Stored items
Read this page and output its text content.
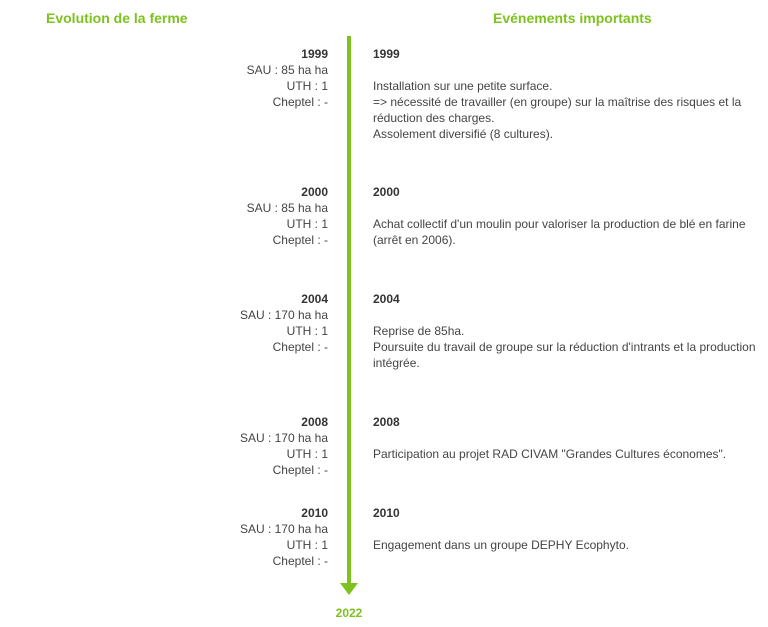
Evolution de la ferme	Evénements importants
2022
1999
SAU : 85 ha ha
UTH : 1
Cheptel : -
1999
Installation sur une petite surface.
=> nécessité de travailler (en groupe) sur la maîtrise des risques et la
réduction des charges.
Assolement diversifié (8 cultures).
2000
SAU : 85 ha ha
UTH : 1
Cheptel : -
2000
Achat collectif d'un moulin pour valoriser la production de blé en farine
(arrêt en 2006).
2004
SAU : 170 ha ha
UTH : 1
Cheptel : -
2004
Reprise de 85ha.
Poursuite du travail de groupe sur la réduction d'intrants et la production
intégrée.
2008
SAU : 170 ha ha
UTH : 1
Cheptel : -
2008
Participation au projet RAD CIVAM "Grandes Cultures économes".
2010
SAU : 170 ha ha
UTH : 1
Cheptel : -
2010
Engagement dans un groupe DEPHY Ecophyto.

- **Exercise details**
Give the count of lines containing "réduction", with no added text.

- **Task result**
2